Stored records
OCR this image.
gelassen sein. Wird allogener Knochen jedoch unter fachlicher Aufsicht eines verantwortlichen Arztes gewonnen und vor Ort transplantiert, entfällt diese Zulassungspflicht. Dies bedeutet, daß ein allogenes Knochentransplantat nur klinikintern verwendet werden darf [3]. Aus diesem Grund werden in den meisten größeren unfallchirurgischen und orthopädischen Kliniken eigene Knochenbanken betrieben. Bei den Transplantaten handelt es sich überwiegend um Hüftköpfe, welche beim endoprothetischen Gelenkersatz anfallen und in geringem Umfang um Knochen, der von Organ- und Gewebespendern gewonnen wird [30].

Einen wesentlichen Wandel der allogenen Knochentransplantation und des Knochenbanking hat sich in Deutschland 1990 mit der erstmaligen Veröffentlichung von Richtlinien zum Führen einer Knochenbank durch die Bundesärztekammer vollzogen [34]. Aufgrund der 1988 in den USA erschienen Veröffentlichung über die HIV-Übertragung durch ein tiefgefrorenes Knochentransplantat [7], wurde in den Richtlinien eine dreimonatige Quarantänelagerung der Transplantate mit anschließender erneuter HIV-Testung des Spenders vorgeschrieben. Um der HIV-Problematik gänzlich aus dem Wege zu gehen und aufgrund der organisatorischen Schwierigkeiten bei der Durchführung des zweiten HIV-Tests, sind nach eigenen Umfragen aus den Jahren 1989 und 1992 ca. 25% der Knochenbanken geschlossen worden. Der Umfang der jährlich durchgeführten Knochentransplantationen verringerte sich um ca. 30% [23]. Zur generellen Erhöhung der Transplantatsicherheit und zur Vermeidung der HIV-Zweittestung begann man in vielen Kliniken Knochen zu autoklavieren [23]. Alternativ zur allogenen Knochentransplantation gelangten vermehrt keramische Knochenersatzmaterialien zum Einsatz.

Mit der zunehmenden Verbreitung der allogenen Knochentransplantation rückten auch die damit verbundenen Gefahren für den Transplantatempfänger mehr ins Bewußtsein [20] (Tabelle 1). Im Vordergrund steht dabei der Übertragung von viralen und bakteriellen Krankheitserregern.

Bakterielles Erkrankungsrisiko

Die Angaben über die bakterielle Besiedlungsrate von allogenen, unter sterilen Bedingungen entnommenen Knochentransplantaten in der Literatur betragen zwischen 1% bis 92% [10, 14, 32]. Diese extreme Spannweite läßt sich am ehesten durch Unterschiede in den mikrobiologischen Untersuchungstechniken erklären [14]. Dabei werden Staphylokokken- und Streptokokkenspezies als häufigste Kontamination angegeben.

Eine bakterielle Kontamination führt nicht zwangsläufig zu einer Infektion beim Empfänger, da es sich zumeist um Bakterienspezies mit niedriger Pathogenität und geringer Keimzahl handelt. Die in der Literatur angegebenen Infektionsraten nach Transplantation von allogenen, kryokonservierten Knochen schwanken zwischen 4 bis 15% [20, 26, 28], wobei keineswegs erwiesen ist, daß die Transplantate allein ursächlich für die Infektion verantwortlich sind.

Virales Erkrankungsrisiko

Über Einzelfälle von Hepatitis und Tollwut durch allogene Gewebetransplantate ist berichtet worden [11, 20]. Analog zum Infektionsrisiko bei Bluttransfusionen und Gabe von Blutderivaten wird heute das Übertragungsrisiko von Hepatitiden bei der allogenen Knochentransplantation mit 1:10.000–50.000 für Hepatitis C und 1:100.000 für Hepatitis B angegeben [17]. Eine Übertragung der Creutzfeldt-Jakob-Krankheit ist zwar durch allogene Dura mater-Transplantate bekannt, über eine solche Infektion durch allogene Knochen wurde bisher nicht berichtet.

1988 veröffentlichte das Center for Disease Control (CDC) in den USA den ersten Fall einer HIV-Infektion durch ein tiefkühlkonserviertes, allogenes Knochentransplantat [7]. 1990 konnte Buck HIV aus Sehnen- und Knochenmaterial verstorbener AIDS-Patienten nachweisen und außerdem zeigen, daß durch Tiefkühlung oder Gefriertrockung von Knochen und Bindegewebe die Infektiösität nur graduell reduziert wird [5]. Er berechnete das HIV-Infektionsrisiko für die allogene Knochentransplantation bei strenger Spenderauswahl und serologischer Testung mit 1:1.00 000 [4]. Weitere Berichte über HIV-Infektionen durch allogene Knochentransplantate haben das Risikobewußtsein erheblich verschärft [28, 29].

--

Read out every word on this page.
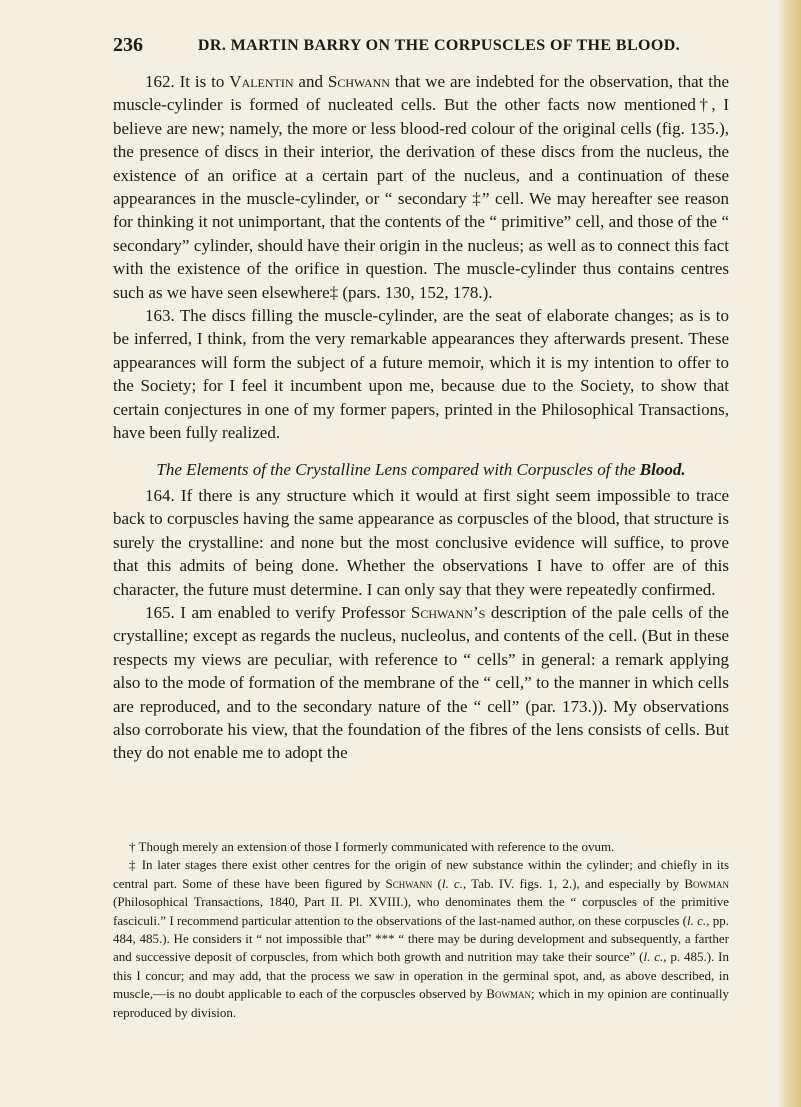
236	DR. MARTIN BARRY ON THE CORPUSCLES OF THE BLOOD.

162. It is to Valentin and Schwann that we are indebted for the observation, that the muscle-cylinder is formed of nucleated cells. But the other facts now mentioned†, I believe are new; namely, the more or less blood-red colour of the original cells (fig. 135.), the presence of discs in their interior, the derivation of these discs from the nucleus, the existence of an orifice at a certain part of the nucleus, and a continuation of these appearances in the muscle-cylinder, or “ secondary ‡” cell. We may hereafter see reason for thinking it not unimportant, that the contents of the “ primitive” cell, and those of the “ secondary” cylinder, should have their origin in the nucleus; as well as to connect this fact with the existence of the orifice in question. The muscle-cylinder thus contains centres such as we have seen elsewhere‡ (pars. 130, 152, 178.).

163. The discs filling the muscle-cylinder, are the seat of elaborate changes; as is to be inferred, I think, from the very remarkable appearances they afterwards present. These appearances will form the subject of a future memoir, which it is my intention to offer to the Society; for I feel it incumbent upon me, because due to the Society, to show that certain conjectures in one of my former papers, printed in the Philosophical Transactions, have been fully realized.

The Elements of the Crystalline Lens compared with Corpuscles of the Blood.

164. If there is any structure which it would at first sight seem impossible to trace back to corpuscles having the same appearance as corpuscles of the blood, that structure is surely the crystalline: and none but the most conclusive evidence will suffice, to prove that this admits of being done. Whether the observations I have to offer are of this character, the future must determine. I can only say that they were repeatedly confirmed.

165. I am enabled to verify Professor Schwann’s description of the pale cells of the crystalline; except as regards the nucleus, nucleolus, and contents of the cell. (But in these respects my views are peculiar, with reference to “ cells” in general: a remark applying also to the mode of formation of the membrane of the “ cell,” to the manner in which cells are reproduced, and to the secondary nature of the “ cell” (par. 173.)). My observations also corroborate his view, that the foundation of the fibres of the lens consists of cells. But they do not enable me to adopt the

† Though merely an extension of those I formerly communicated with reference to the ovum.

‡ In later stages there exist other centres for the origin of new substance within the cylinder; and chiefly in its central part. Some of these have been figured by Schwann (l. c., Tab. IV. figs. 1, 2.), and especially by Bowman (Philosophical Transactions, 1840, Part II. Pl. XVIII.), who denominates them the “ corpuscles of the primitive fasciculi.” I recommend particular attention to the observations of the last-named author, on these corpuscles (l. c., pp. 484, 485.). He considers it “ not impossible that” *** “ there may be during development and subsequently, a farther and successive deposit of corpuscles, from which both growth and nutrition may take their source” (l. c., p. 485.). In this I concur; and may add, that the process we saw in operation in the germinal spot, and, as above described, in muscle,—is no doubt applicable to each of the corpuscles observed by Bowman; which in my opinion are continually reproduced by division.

Prompt
Find every line of the data above that holds the word "Erkrankungsrisiko", then state how many there are and nothing else.

Output for this exercise
2